PROBLEM REQUIREMENTS = Would you output the whole listing below, exactly as it reads?
+++++
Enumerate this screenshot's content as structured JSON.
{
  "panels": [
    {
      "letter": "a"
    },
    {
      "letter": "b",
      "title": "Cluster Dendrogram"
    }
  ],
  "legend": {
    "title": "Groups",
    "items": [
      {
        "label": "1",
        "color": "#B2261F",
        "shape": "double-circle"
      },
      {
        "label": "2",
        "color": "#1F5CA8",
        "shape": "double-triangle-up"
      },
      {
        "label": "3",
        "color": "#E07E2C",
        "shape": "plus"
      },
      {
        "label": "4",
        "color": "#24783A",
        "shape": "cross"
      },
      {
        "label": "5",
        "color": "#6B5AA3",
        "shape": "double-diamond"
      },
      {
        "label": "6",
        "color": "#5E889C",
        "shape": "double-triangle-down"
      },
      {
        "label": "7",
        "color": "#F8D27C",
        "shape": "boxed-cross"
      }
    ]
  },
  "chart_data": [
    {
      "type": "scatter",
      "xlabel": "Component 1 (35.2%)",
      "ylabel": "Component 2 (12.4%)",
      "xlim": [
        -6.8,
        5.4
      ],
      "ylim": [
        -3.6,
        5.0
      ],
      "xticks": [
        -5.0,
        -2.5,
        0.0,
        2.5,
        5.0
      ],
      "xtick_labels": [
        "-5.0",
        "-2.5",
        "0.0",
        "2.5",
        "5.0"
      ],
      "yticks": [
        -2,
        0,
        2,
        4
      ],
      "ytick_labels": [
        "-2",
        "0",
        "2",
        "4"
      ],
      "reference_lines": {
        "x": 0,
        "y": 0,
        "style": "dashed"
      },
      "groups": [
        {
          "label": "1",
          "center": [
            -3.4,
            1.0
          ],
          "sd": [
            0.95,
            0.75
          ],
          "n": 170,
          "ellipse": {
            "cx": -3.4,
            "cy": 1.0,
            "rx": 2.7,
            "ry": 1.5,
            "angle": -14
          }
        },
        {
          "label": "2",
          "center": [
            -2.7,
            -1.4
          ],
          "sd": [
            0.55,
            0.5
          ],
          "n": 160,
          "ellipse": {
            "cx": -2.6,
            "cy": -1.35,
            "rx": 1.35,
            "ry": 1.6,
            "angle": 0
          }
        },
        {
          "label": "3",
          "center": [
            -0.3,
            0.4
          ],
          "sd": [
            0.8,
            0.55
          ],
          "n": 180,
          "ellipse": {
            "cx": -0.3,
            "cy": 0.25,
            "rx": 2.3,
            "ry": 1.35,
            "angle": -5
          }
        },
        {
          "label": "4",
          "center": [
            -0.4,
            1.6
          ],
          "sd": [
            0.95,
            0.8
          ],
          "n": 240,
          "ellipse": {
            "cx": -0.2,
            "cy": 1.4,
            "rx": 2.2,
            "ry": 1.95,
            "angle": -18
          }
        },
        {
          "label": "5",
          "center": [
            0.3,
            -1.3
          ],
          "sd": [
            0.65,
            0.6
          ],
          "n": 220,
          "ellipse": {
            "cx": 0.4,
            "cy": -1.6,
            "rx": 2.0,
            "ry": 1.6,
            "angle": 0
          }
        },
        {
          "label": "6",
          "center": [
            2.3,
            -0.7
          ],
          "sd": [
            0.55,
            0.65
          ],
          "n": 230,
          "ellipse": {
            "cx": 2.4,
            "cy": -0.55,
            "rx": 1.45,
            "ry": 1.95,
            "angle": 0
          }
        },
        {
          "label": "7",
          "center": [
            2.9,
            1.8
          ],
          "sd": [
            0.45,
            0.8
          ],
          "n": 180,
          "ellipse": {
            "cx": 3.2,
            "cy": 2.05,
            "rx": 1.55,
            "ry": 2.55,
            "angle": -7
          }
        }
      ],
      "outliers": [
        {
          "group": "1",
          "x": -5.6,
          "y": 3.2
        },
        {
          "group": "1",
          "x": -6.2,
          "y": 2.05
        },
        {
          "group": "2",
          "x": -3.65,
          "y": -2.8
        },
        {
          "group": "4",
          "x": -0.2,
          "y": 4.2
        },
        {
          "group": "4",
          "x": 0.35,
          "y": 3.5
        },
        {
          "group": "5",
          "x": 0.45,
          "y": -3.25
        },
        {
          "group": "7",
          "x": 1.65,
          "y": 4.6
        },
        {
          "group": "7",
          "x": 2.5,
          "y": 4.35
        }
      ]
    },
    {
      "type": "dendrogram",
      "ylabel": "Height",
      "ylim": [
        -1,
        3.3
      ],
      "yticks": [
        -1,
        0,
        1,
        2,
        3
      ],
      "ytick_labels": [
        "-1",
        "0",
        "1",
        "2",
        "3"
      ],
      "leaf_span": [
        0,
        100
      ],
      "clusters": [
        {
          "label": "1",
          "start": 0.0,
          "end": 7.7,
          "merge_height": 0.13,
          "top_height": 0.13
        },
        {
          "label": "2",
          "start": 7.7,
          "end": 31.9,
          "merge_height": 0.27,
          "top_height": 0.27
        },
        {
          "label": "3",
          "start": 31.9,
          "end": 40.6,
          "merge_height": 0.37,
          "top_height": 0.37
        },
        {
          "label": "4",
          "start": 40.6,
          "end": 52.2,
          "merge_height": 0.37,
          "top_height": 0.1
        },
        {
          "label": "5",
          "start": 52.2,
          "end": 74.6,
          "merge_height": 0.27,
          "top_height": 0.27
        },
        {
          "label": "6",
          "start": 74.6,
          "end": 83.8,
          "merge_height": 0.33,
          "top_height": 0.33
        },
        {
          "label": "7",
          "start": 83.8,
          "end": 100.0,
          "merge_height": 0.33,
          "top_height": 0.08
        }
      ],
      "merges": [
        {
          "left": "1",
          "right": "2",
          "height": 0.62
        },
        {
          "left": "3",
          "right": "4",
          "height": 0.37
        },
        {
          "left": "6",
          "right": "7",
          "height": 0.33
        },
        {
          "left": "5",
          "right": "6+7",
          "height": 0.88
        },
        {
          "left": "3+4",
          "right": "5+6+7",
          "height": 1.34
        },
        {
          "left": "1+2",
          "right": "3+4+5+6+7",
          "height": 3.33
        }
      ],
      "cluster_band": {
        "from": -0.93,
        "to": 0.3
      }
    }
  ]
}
+++++
THE COMPLETED TASK =
Enumerate this screenshot's content as structured JSON.
{
  "panels": [
    {
      "letter": "a"
    },
    {
      "letter": "b",
      "title": "Cluster Dendrogram"
    }
  ],
  "legend": {
    "title": "Groups",
    "items": [
      {
        "label": "1",
        "color": "#B2261F",
        "shape": "double-circle"
      },
      {
        "label": "2",
        "color": "#1F5CA8",
        "shape": "double-triangle-up"
      },
      {
        "label": "3",
        "color": "#E07E2C",
        "shape": "plus"
      },
      {
        "label": "4",
        "color": "#24783A",
        "shape": "cross"
      },
      {
        "label": "5",
        "color": "#6B5AA3",
        "shape": "double-diamond"
      },
      {
        "label": "6",
        "color": "#5E889C",
        "shape": "double-triangle-down"
      },
      {
        "label": "7",
        "color": "#F8D27C",
        "shape": "boxed-cross"
      }
    ]
  },
  "chart_data": [
    {
      "type": "scatter",
      "xlabel": "Component 1 (35.2%)",
      "ylabel": "Component 2 (12.4%)",
      "xlim": [
        -6.8,
        5.4
      ],
      "ylim": [
        -3.6,
        5.0
      ],
      "xticks": [
        -5.0,
        -2.5,
        0.0,
        2.5,
        5.0
      ],
      "xtick_labels": [
        "-5.0",
        "-2.5",
        "0.0",
        "2.5",
        "5.0"
      ],
      "yticks": [
        -2,
        0,
        2,
        4
      ],
      "ytick_labels": [
        "-2",
        "0",
        "2",
        "4"
      ],
      "reference_lines": {
        "x": 0,
        "y": 0,
        "style": "dashed"
      },
      "groups": [
        {
          "label": "1",
          "center": [
            -3.4,
            1.0
          ],
          "sd": [
            0.95,
            0.75
          ],
          "n": 170,
          "ellipse": {
            "cx": -3.4,
            "cy": 1.0,
            "rx": 2.7,
            "ry": 1.5,
            "angle": -14
          }
        },
        {
          "label": "2",
          "center": [
            -2.7,
            -1.4
          ],
          "sd": [
            0.55,
            0.5
          ],
          "n": 160,
          "ellipse": {
            "cx": -2.6,
            "cy": -1.35,
            "rx": 1.35,
            "ry": 1.6,
            "angle": 0
          }
        },
        {
          "label": "3",
          "center": [
            -0.3,
            0.4
          ],
          "sd": [
            0.8,
            0.55
          ],
          "n": 180,
          "ellipse": {
            "cx": -0.3,
            "cy": 0.25,
            "rx": 2.3,
            "ry": 1.35,
            "angle": -5
          }
        },
        {
          "label": "4",
          "center": [
            -0.4,
            1.6
          ],
          "sd": [
            0.95,
            0.8
          ],
          "n": 240,
          "ellipse": {
            "cx": -0.2,
            "cy": 1.4,
            "rx": 2.2,
            "ry": 1.95,
            "angle": -18
          }
        },
        {
          "label": "5",
          "center": [
            0.3,
            -1.3
          ],
          "sd": [
            0.65,
            0.6
          ],
          "n": 220,
          "ellipse": {
            "cx": 0.4,
            "cy": -1.6,
            "rx": 2.0,
            "ry": 1.6,
            "angle": 0
          }
        },
        {
          "label": "6",
          "center": [
            2.3,
            -0.7
          ],
          "sd": [
            0.55,
            0.65
          ],
          "n": 230,
          "ellipse": {
            "cx": 2.4,
            "cy": -0.55,
            "rx": 1.45,
            "ry": 1.95,
            "angle": 0
          }
        },
        {
          "label": "7",
          "center": [
            2.9,
            1.8
          ],
          "sd": [
            0.45,
            0.8
          ],
          "n": 180,
          "ellipse": {
            "cx": 3.2,
            "cy": 2.05,
            "rx": 1.55,
            "ry": 2.55,
            "angle": -7
          }
        }
      ],
      "outliers": [
        {
          "group": "1",
          "x": -5.6,
          "y": 3.2
        },
        {
          "group": "1",
          "x": -6.2,
          "y": 2.05
        },
        {
          "group": "2",
          "x": -3.65,
          "y": -2.8
        },
        {
          "group": "4",
          "x": -0.2,
          "y": 4.2
        },
        {
          "group": "4",
          "x": 0.35,
          "y": 3.5
        },
        {
          "group": "5",
          "x": 0.45,
          "y": -3.25
        },
        {
          "group": "7",
          "x": 1.65,
          "y": 4.6
        },
        {
          "group": "7",
          "x": 2.5,
          "y": 4.35
        }
      ]
    },
    {
      "type": "dendrogram",
      "ylabel": "Height",
      "ylim": [
        -1,
        3.3
      ],
      "yticks": [
        -1,
        0,
        1,
        2,
        3
      ],
      "ytick_labels": [
        "-1",
        "0",
        "1",
        "2",
        "3"
      ],
      "leaf_span": [
        0,
        100
      ],
      "clusters": [
        {
          "label": "1",
          "start": 0.0,
          "end": 7.7,
          "merge_height": 0.13,
          "top_height": 0.13
        },
        {
          "label": "2",
          "start": 7.7,
          "end": 31.9,
          "merge_height": 0.27,
          "top_height": 0.27
        },
        {
          "label": "3",
          "start": 31.9,
          "end": 40.6,
          "merge_height": 0.37,
          "top_height": 0.37
        },
        {
          "label": "4",
          "start": 40.6,
          "end": 52.2,
          "merge_height": 0.37,
          "top_height": 0.1
        },
        {
          "label": "5",
          "start": 52.2,
          "end": 74.6,
          "merge_height": 0.27,
          "top_height": 0.27
        },
        {
          "label": "6",
          "start": 74.6,
          "end": 83.8,
          "merge_height": 0.33,
          "top_height": 0.33
        },
        {
          "label": "7",
          "start": 83.8,
          "end": 100.0,
          "merge_height": 0.33,
          "top_height": 0.08
        }
      ],
      "merges": [
        {
          "left": "1",
          "right": "2",
          "height": 0.62
        },
        {
          "left": "3",
          "right": "4",
          "height": 0.37
        },
        {
          "left": "6",
          "right": "7",
          "height": 0.33
        },
        {
          "left": "5",
          "right": "6+7",
          "height": 0.88
        },
        {
          "left": "3+4",
          "right": "5+6+7",
          "height": 1.34
        },
        {
          "left": "1+2",
          "right": "3+4+5+6+7",
          "height": 3.33
        }
      ],
      "cluster_band": {
        "from": -0.93,
        "to": 0.3
      }
    }
  ]
}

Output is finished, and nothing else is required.